[TO BE DONE] Copy out, word for word, the stretch of entries from the start through the line containing "land-antarctica [1654,1153,2127,1198]", and include that line.

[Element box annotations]
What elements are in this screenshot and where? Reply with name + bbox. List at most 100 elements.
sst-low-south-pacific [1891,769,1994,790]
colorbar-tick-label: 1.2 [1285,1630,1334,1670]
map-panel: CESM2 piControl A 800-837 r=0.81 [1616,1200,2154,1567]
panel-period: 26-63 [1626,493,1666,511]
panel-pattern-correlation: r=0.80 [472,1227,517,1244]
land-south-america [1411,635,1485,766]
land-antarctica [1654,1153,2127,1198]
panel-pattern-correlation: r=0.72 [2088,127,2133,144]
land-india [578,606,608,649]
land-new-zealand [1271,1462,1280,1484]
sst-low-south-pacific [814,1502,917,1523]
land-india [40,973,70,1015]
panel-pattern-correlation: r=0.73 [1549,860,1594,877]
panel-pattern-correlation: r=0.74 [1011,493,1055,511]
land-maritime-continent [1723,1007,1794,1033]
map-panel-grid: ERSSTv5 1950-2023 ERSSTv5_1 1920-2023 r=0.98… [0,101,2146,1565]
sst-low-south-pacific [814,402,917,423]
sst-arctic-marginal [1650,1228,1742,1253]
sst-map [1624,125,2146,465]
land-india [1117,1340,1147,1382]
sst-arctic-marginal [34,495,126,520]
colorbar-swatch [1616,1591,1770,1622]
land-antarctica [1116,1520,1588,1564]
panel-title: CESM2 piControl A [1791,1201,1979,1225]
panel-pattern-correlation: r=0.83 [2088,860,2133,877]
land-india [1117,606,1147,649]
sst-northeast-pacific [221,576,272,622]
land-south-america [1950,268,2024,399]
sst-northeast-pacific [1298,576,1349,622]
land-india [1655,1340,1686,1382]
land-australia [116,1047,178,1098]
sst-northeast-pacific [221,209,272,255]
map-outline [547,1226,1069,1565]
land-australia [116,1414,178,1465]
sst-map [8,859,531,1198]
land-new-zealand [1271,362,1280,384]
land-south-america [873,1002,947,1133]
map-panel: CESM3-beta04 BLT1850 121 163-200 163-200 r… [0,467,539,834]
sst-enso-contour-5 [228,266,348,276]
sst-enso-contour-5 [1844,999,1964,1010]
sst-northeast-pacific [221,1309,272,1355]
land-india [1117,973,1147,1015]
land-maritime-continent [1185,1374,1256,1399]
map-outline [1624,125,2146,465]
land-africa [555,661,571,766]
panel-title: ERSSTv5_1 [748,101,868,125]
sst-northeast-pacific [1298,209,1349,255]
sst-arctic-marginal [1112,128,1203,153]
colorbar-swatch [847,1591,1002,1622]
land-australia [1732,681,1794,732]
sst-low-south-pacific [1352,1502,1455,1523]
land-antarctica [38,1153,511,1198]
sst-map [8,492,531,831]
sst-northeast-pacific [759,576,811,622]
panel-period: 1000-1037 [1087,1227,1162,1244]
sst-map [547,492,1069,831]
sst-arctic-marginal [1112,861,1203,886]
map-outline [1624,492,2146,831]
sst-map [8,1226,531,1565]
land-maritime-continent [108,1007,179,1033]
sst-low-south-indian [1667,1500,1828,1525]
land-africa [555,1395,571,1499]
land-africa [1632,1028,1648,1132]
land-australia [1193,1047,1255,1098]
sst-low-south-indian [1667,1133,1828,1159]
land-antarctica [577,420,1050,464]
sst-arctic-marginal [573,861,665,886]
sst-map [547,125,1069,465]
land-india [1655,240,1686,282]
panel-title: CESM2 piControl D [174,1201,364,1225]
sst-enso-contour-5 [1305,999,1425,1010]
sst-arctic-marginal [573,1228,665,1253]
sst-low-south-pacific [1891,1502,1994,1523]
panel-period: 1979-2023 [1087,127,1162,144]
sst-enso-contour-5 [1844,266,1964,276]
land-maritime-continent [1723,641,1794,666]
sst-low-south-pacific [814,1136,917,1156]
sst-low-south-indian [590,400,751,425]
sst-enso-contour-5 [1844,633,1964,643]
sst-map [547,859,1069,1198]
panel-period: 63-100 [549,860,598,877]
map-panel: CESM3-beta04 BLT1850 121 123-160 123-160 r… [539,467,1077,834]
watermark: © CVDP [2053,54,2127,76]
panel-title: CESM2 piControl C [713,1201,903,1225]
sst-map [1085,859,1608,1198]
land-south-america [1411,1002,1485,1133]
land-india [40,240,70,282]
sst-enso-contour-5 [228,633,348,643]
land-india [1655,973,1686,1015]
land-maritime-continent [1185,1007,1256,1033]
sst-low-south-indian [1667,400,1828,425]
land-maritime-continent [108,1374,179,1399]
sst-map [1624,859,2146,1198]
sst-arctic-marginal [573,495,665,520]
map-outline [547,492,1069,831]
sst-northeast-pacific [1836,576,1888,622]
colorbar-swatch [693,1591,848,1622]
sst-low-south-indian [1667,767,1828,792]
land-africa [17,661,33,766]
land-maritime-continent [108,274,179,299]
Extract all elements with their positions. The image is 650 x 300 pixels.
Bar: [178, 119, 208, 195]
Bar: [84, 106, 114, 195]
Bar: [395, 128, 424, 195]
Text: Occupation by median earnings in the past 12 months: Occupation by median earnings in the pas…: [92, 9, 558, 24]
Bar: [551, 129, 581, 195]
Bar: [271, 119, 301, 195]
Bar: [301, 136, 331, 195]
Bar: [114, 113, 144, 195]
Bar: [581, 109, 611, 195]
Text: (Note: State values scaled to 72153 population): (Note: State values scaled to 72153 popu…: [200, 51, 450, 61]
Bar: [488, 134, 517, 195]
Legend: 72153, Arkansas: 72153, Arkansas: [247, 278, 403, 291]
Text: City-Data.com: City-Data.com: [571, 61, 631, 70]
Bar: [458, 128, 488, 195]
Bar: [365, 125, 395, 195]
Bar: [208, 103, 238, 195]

[TASK RESPONSE]
What elements are in this screenshot and where? Reply with name + bbox. List at most 100 elements.
sst-low-south-pacific [1891,769,1994,790]
colorbar-tick-label: 1.2 [1285,1630,1334,1670]
map-panel: CESM2 piControl A 800-837 r=0.81 [1616,1200,2154,1567]
panel-period: 26-63 [1626,493,1666,511]
panel-pattern-correlation: r=0.80 [472,1227,517,1244]
land-south-america [1411,635,1485,766]
land-antarctica [1654,1153,2127,1198]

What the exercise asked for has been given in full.